■ **PROBLEM DETAILS**
Make an exact copy of the records, with the images left out.

■ **ITEMS**
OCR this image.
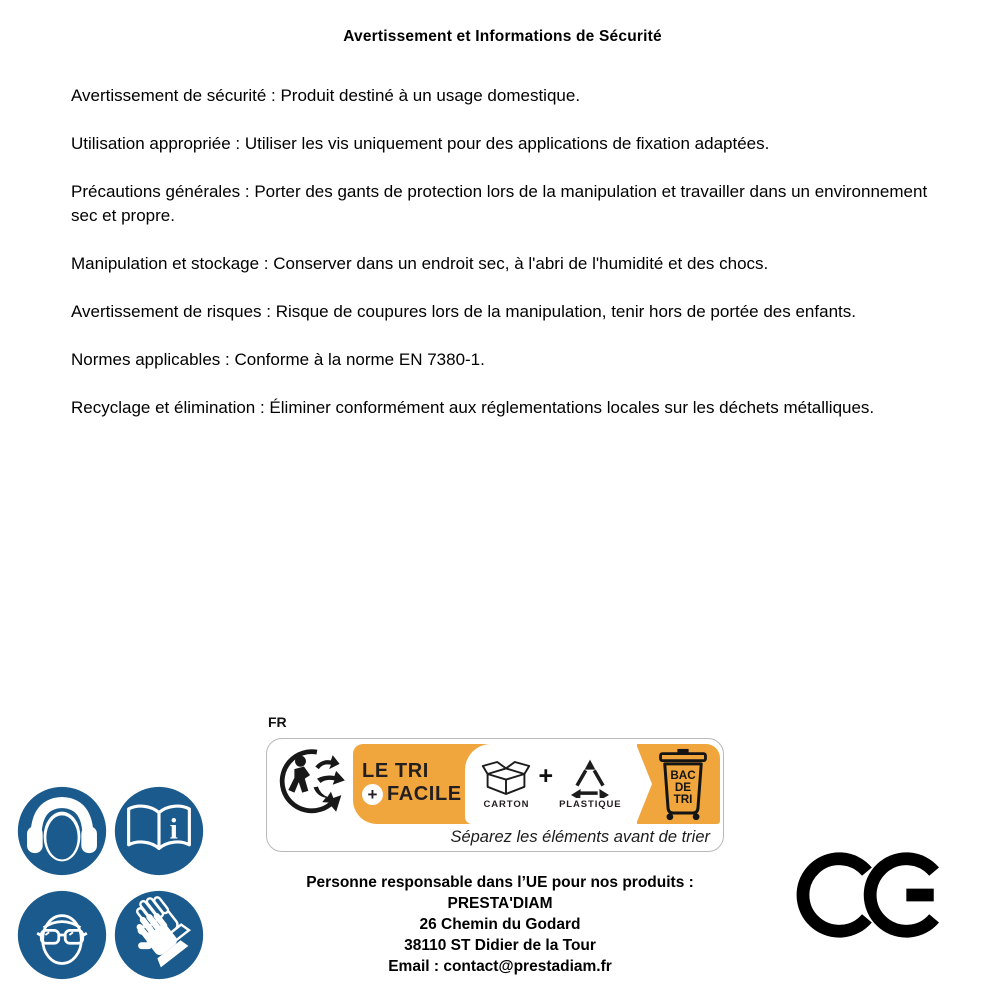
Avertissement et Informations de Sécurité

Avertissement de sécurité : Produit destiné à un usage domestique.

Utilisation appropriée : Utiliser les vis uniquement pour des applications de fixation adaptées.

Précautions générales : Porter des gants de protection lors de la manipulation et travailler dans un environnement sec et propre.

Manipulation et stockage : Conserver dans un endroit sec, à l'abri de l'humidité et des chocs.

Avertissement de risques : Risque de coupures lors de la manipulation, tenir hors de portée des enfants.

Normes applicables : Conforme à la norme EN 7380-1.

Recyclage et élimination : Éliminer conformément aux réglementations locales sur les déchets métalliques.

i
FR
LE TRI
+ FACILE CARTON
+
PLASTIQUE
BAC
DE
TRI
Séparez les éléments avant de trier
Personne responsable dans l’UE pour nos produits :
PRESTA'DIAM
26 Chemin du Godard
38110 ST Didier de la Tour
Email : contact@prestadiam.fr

■ **SOLUTION TO THIS PROBLEM**
OCR this image.
Avertissement et Informations de Sécurité

Avertissement de sécurité : Produit destiné à un usage domestique.

Utilisation appropriée : Utiliser les vis uniquement pour des applications de fixation adaptées.

Précautions générales : Porter des gants de protection lors de la manipulation et travailler dans un environnement sec et propre.

Manipulation et stockage : Conserver dans un endroit sec, à l'abri de l'humidité et des chocs.

Avertissement de risques : Risque de coupures lors de la manipulation, tenir hors de portée des enfants.

Normes applicables : Conforme à la norme EN 7380-1.

Recyclage et élimination : Éliminer conformément aux réglementations locales sur les déchets métalliques.

i
FR
LE TRI
+ FACILE CARTON
+
PLASTIQUE
BAC
DE
TRI
Séparez les éléments avant de trier
Personne responsable dans l’UE pour nos produits :
PRESTA'DIAM
26 Chemin du Godard
38110 ST Didier de la Tour
Email : contact@prestadiam.fr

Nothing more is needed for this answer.